◆ Supplied information ◆
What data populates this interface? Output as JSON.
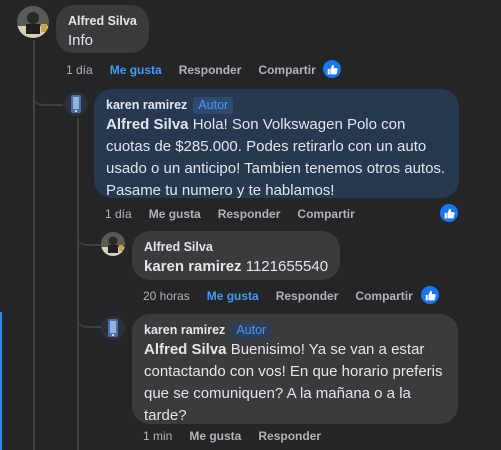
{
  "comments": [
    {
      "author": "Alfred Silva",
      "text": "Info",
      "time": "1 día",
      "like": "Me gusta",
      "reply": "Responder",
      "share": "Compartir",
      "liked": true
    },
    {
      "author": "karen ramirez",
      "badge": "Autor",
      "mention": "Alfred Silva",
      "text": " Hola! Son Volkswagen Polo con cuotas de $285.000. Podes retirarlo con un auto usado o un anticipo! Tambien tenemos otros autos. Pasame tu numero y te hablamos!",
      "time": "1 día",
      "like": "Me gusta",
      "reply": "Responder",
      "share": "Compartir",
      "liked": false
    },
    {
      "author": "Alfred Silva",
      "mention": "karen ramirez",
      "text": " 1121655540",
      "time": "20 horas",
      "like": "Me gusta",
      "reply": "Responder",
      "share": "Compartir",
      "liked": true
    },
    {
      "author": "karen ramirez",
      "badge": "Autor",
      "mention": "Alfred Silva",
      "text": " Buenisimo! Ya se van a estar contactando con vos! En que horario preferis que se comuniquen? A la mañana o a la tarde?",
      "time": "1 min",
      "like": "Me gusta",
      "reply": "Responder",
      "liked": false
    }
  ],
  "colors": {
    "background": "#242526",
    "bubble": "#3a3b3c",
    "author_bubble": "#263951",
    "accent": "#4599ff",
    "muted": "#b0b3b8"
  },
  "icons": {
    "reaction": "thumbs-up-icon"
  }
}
==
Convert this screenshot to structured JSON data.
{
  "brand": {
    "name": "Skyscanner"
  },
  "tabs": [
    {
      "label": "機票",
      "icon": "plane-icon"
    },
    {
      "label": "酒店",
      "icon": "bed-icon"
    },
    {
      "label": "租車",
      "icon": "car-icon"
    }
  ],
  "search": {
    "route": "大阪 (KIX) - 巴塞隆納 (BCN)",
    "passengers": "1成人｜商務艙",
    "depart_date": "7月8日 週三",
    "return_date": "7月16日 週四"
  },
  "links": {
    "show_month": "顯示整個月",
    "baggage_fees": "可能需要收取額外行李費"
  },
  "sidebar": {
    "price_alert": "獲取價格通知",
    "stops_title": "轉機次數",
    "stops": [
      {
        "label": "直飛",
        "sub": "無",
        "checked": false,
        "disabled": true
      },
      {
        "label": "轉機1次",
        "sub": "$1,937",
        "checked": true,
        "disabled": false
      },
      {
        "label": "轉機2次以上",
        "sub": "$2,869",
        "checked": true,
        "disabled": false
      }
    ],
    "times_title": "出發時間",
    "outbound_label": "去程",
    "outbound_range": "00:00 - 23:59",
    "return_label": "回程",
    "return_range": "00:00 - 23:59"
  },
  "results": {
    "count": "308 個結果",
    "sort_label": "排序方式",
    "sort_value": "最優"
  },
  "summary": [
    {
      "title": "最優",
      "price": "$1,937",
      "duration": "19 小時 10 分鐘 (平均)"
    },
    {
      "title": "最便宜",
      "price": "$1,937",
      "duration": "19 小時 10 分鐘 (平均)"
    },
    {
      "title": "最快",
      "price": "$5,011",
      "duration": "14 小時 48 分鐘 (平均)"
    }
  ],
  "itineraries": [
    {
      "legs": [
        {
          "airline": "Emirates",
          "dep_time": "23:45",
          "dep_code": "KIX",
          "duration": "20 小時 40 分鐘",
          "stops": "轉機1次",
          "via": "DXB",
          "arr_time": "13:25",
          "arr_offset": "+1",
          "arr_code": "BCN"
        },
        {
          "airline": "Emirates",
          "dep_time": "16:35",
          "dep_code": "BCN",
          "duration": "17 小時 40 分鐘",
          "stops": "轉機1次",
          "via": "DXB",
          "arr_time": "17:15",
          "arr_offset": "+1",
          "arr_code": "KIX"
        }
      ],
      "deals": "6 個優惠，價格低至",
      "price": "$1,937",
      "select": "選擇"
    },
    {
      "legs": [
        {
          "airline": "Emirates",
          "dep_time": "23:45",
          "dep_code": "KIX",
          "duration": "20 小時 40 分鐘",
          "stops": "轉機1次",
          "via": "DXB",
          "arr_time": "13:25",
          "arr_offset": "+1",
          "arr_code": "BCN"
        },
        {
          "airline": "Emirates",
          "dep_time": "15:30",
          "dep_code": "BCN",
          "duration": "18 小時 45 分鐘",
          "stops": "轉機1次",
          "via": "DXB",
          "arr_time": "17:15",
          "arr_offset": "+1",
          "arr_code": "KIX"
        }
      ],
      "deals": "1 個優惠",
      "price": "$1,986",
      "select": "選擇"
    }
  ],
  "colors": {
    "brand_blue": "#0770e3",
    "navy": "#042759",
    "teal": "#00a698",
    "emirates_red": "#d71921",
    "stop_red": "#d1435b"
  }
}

◆ Task statement ◆
Ascertain the number of lines in the entries that include the word "duration", and report only that number.

◆ Answer for the task ◆
7